__SET EXERCISE__:
Locate and copy all lines bearing the word "this".

--- begin RECORDS TO USE ---

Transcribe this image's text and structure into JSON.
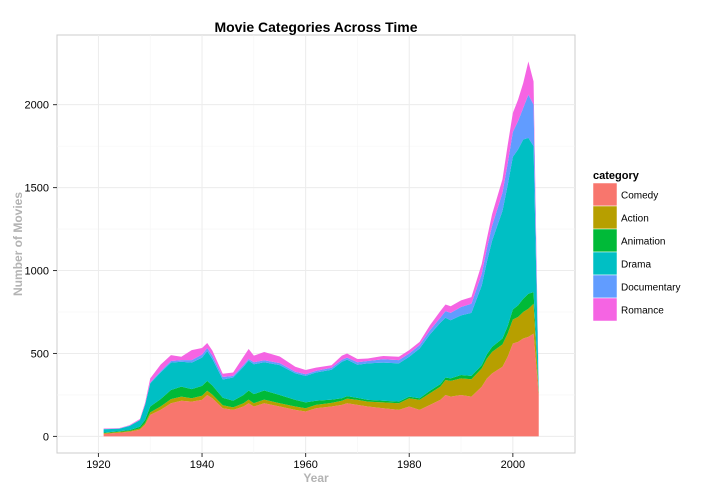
{
  "chart_data": {
    "type": "area",
    "stacked": true,
    "title": "Movie Categories Across Time",
    "xlabel": "Year",
    "ylabel": "Number of Movies",
    "xlim": [
      1912,
      2012
    ],
    "ylim": [
      -100,
      2420
    ],
    "x_ticks": [
      1920,
      1940,
      1960,
      1980,
      2000
    ],
    "y_ticks": [
      0,
      500,
      1000,
      1500,
      2000
    ],
    "grid": true,
    "legend_title": "category",
    "legend_position": "right",
    "x": [
      1921,
      1924,
      1926,
      1928,
      1929,
      1930,
      1932,
      1934,
      1936,
      1938,
      1940,
      1941,
      1942,
      1944,
      1946,
      1948,
      1949,
      1950,
      1952,
      1955,
      1958,
      1960,
      1962,
      1965,
      1967,
      1968,
      1970,
      1972,
      1975,
      1978,
      1980,
      1982,
      1984,
      1986,
      1987,
      1988,
      1990,
      1992,
      1994,
      1995,
      1996,
      1998,
      1999,
      2000,
      2001,
      2002,
      2003,
      2004,
      2005
    ],
    "series": [
      {
        "name": "Comedy",
        "color": "#F8766D",
        "values": [
          15,
          22,
          28,
          40,
          70,
          130,
          160,
          200,
          215,
          210,
          220,
          250,
          230,
          170,
          160,
          180,
          200,
          180,
          200,
          180,
          160,
          150,
          170,
          180,
          190,
          200,
          190,
          180,
          170,
          160,
          180,
          160,
          190,
          220,
          250,
          240,
          250,
          240,
          300,
          350,
          380,
          420,
          480,
          560,
          570,
          590,
          600,
          620,
          250
        ]
      },
      {
        "name": "Action",
        "color": "#B79F00",
        "values": [
          5,
          5,
          5,
          8,
          10,
          15,
          20,
          25,
          25,
          20,
          25,
          25,
          22,
          18,
          15,
          20,
          22,
          20,
          22,
          20,
          20,
          20,
          20,
          22,
          25,
          28,
          30,
          30,
          35,
          40,
          50,
          60,
          70,
          80,
          90,
          95,
          100,
          105,
          110,
          120,
          130,
          135,
          140,
          145,
          150,
          160,
          170,
          180,
          10
        ]
      },
      {
        "name": "Animation",
        "color": "#00BA38",
        "values": [
          3,
          4,
          5,
          10,
          20,
          35,
          45,
          55,
          60,
          55,
          60,
          60,
          55,
          45,
          40,
          50,
          55,
          55,
          55,
          50,
          40,
          35,
          25,
          20,
          15,
          15,
          12,
          10,
          10,
          10,
          10,
          10,
          15,
          15,
          15,
          15,
          20,
          20,
          20,
          25,
          30,
          35,
          45,
          60,
          70,
          80,
          90,
          70,
          5
        ]
      },
      {
        "name": "Drama",
        "color": "#00BFC4",
        "values": [
          20,
          15,
          25,
          40,
          90,
          140,
          160,
          165,
          150,
          160,
          170,
          180,
          160,
          110,
          140,
          170,
          180,
          180,
          170,
          180,
          160,
          160,
          170,
          180,
          220,
          220,
          200,
          220,
          230,
          230,
          240,
          300,
          340,
          370,
          360,
          350,
          360,
          380,
          480,
          560,
          640,
          770,
          850,
          920,
          940,
          960,
          940,
          880,
          10
        ]
      },
      {
        "name": "Documentary",
        "color": "#619CFF",
        "values": [
          2,
          2,
          2,
          2,
          2,
          5,
          8,
          10,
          10,
          15,
          18,
          18,
          20,
          15,
          10,
          10,
          10,
          12,
          12,
          12,
          10,
          10,
          10,
          12,
          12,
          12,
          15,
          15,
          20,
          20,
          20,
          20,
          25,
          30,
          40,
          45,
          50,
          55,
          70,
          80,
          90,
          110,
          130,
          150,
          170,
          190,
          260,
          250,
          10
        ]
      },
      {
        "name": "Romance",
        "color": "#F564E3",
        "values": [
          3,
          2,
          3,
          5,
          10,
          25,
          40,
          35,
          20,
          60,
          40,
          30,
          30,
          20,
          20,
          50,
          60,
          40,
          50,
          40,
          30,
          25,
          20,
          15,
          25,
          25,
          20,
          15,
          20,
          20,
          20,
          20,
          30,
          40,
          40,
          40,
          40,
          40,
          60,
          60,
          70,
          80,
          110,
          115,
          130,
          150,
          200,
          140,
          10
        ]
      }
    ]
  }
}
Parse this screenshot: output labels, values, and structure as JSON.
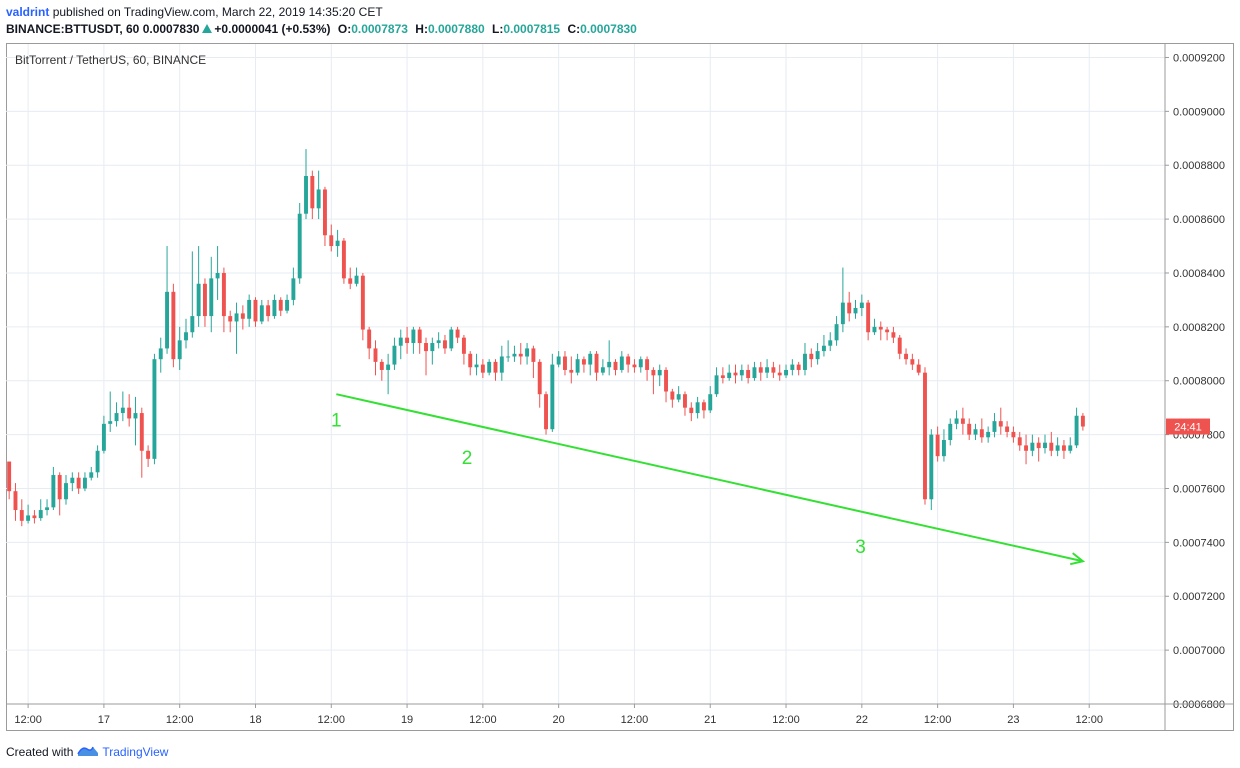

--- end RECORDS TO USE ---

__THE RESULT__:
Transcribe this image's text and structure into JSON.
Parse this screenshot: output labels, values, and structure as JSON.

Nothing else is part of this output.